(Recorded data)

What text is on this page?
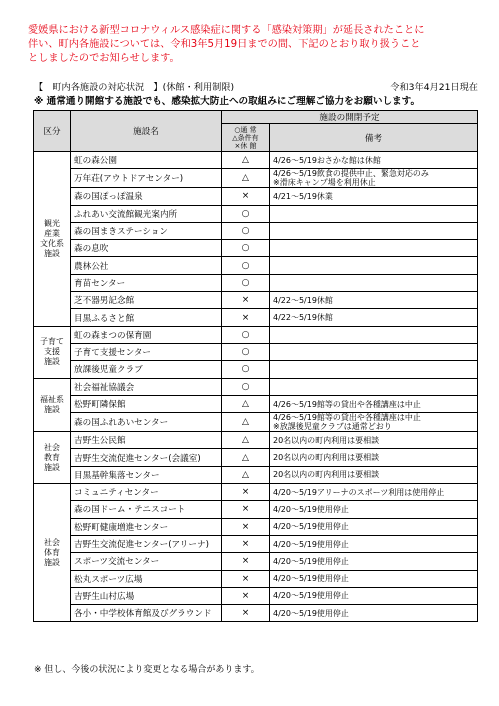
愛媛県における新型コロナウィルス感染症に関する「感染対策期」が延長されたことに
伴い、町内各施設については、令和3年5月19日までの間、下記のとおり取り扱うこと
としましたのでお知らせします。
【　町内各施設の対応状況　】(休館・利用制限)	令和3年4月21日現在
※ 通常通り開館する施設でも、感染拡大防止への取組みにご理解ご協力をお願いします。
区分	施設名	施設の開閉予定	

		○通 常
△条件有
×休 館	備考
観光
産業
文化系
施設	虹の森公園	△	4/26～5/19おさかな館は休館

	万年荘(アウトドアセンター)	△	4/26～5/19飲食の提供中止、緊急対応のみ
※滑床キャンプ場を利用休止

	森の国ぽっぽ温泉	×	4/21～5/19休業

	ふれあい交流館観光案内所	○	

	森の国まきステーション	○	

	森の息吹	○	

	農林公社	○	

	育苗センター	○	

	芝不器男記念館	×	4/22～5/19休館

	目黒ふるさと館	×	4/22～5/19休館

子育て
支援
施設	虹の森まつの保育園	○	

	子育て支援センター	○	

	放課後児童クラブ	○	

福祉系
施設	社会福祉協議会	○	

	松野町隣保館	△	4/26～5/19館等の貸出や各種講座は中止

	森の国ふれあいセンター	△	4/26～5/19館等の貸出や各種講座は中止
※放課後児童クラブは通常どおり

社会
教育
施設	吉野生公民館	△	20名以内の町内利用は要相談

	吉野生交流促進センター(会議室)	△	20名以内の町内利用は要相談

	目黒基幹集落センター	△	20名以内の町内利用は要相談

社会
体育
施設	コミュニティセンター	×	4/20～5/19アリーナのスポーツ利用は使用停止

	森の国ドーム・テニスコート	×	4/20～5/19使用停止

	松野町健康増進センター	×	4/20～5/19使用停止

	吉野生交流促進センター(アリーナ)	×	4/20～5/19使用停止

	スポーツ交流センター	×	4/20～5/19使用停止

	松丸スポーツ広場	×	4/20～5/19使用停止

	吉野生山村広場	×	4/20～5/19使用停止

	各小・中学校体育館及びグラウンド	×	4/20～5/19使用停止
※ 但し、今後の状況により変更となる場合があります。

==

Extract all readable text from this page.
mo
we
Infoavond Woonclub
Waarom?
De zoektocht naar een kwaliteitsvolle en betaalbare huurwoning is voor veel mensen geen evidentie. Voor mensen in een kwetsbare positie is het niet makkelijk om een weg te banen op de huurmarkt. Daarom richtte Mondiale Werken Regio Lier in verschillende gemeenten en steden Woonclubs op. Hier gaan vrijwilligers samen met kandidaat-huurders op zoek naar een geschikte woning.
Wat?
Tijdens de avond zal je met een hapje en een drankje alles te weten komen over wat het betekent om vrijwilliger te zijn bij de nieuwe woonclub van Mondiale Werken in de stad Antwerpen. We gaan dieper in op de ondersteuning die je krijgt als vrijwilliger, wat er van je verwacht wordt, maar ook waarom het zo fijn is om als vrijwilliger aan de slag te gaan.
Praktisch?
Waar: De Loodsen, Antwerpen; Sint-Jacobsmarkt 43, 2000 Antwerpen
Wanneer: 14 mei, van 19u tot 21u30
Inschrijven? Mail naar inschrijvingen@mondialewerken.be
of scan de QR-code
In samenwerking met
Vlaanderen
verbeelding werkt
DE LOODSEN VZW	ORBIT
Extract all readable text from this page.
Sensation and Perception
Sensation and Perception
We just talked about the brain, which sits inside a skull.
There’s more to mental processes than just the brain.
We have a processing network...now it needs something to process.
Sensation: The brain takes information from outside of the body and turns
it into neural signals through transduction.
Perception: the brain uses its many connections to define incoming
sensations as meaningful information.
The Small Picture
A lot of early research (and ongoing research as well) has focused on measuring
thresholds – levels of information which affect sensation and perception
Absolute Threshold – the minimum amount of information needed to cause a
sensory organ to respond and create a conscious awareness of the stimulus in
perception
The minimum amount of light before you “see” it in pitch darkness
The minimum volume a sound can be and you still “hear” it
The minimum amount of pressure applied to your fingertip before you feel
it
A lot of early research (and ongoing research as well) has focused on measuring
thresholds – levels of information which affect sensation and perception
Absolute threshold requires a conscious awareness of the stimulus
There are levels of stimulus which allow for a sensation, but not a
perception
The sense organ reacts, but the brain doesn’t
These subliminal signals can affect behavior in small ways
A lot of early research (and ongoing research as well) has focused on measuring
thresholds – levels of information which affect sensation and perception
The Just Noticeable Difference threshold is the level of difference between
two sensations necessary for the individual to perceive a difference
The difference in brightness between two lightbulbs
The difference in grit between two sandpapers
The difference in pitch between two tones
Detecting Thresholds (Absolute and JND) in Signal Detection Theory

...

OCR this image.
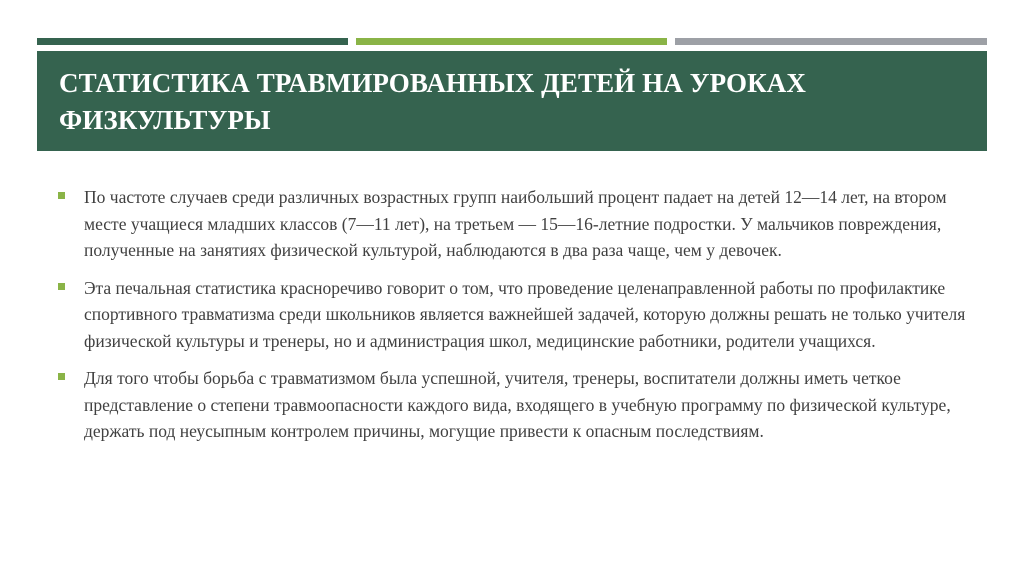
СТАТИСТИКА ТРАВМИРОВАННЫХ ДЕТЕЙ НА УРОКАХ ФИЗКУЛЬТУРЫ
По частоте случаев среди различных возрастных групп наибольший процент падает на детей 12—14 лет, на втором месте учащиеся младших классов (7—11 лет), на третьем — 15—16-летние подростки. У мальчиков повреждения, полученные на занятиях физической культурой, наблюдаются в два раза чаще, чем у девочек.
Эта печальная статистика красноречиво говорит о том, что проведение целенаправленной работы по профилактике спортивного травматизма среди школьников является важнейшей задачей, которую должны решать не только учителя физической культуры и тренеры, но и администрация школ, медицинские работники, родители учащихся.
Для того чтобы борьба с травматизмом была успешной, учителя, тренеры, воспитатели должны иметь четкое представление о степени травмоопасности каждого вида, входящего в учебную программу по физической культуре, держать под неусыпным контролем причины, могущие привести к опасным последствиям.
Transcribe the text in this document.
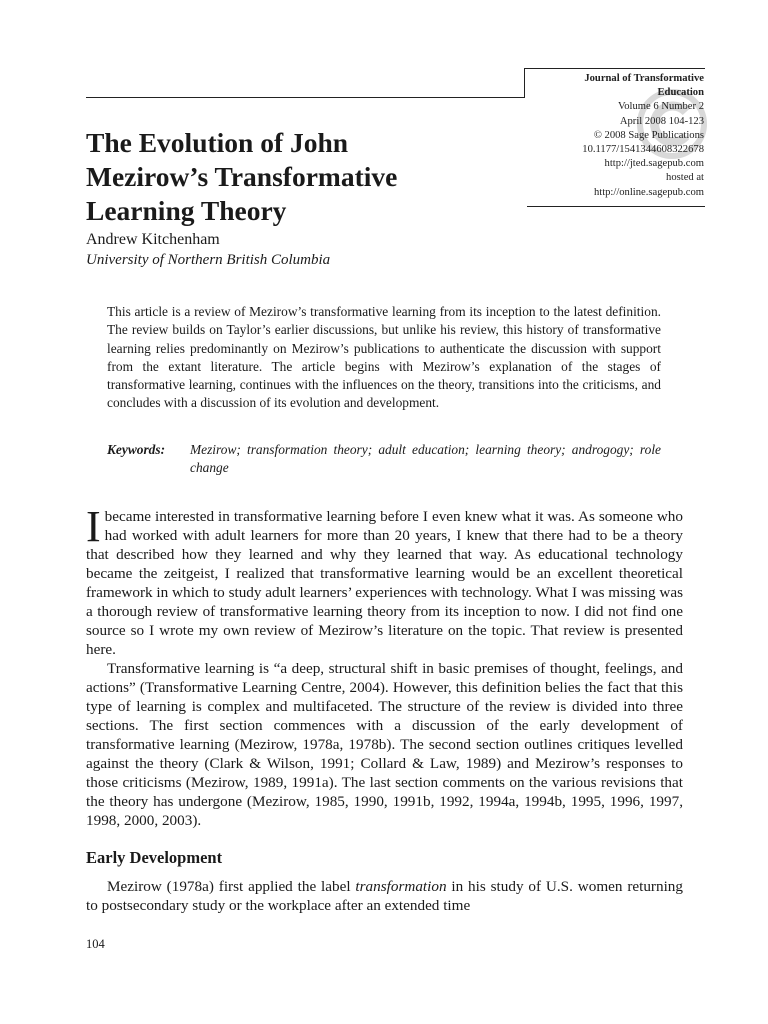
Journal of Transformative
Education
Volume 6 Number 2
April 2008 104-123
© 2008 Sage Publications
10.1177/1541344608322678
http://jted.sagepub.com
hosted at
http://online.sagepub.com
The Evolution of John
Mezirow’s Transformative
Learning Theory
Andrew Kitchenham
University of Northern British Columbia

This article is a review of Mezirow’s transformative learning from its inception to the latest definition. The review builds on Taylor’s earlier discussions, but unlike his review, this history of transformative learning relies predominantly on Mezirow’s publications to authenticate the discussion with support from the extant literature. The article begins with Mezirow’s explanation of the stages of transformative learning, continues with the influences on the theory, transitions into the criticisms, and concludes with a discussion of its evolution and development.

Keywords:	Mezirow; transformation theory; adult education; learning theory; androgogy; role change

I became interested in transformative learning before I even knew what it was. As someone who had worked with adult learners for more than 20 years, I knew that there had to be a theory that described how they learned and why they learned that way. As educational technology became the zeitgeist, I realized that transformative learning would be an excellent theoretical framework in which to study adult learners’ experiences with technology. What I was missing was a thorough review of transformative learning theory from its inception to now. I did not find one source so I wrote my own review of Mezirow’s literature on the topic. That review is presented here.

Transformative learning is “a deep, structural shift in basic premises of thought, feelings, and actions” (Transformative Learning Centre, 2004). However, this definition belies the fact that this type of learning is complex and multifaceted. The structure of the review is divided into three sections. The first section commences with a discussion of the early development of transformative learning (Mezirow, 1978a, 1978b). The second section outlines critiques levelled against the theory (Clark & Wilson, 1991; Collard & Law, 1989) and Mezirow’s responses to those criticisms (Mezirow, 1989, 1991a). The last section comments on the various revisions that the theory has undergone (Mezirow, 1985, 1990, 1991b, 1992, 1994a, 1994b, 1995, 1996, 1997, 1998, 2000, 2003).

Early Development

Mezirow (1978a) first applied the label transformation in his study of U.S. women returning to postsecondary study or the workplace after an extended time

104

WHAT YOU WILL DO
Check each line of the records above for "naar", and copy those that have it.

ANSWER TO THE EXERCISE
De zoektocht naar een kwaliteitsvolle en betaalbare huurwoning is voor veel mensen geen evidentie. Voor mensen in een kwetsbare positie is het niet makkelijk om een weg te banen op de huurmarkt. Daarom richtte Mondiale Werken Regio Lier in verschillende gemeenten en steden Woonclubs op. Hier gaan vrijwilligers samen met kandidaat-huurders op zoek naar een geschikte woning.
Inschrijven? Mail naar inschrijvingen@mondialewerken.be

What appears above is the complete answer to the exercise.